▶ Working data
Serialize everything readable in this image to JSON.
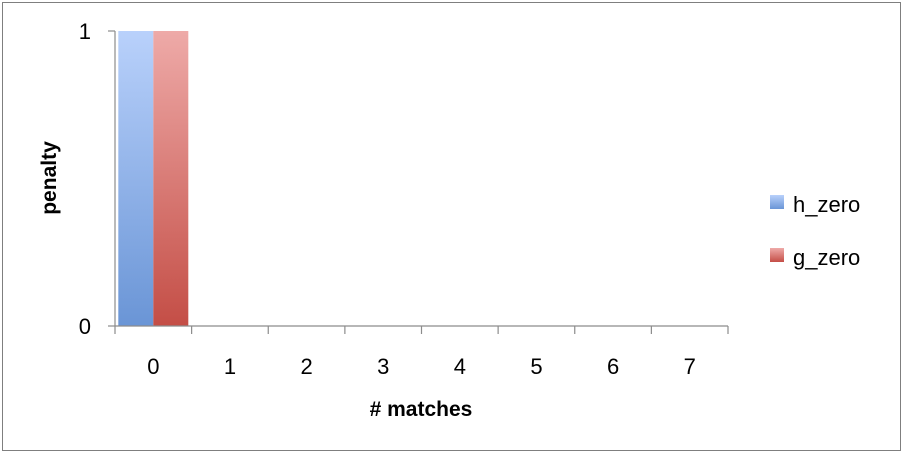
{
  "chart_data": {
    "type": "bar",
    "categories": [
      "0",
      "1",
      "2",
      "3",
      "4",
      "5",
      "6",
      "7"
    ],
    "series": [
      {
        "name": "h_zero",
        "values": [
          1,
          0,
          0,
          0,
          0,
          0,
          0,
          0
        ],
        "color": "#7fa6e0"
      },
      {
        "name": "g_zero",
        "values": [
          1,
          0,
          0,
          0,
          0,
          0,
          0,
          0
        ],
        "color": "#d98080"
      }
    ],
    "title": "",
    "xlabel": "# matches",
    "ylabel": "penalty",
    "ylim": [
      0,
      1
    ],
    "yticks": [
      "0",
      "1"
    ],
    "grid": false,
    "legend": "right"
  }
}
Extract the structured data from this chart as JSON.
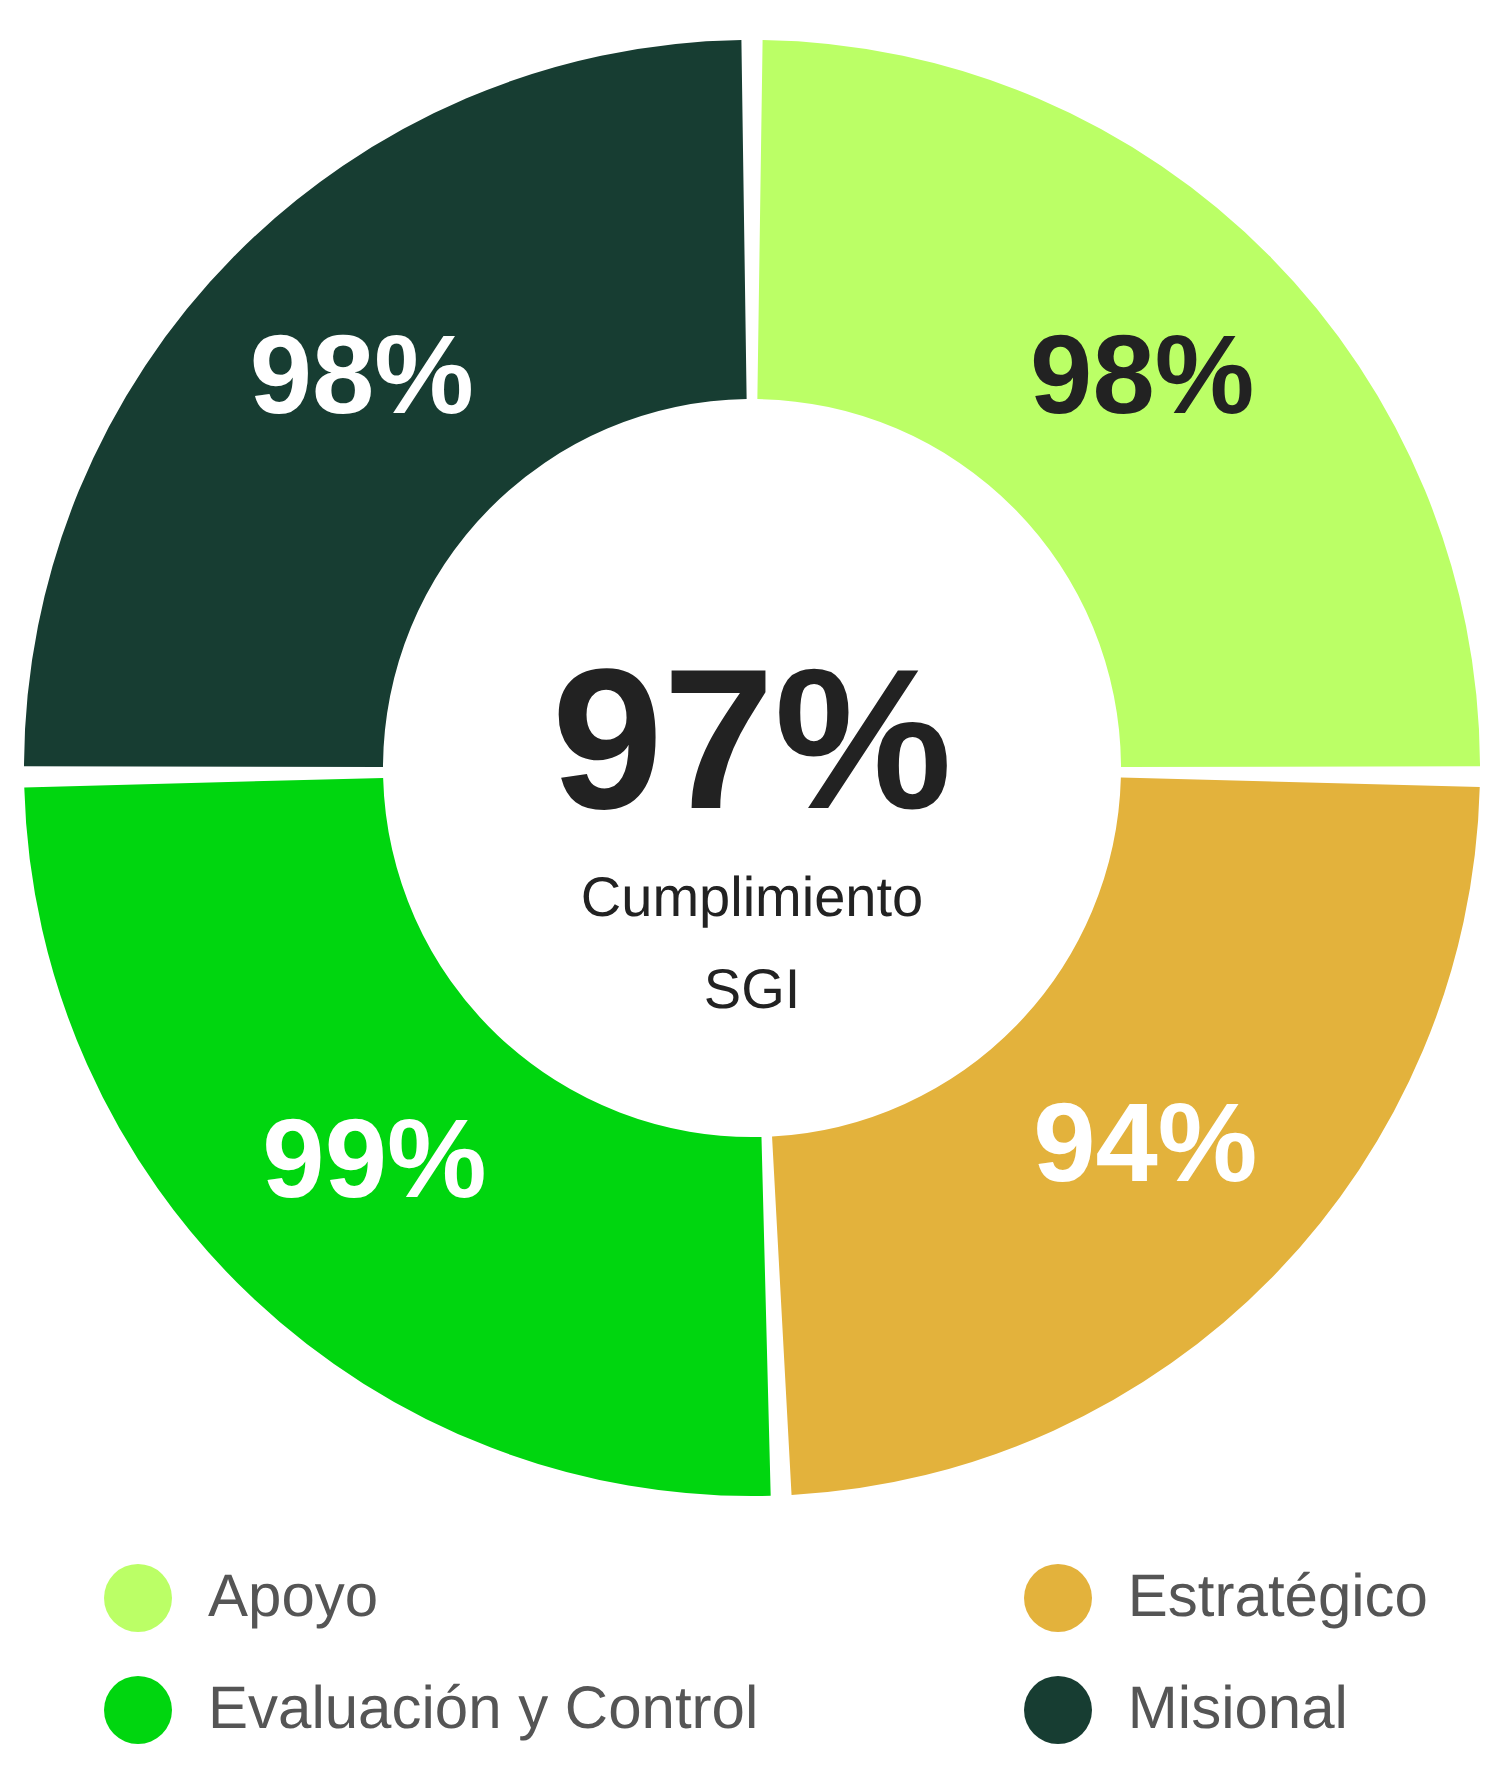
{
  "chart_data": {
    "type": "donut",
    "categories": [
      "Apoyo",
      "Estratégico",
      "Evaluación y Control",
      "Misional"
    ],
    "values": [
      98,
      94,
      99,
      98
    ],
    "value_labels": [
      "98%",
      "94%",
      "99%",
      "98%"
    ],
    "colors": [
      "#bbff66",
      "#e3b23c",
      "#00d60f",
      "#173d32"
    ],
    "legend": "bottom",
    "annotations": [
      "97%",
      "Cumplimiento SGI"
    ]
  }
}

▶ Exercise brief
From the data above, work out how many lines contain the string "JSON" and reply with only the number.

▶ Answer for this exercise
2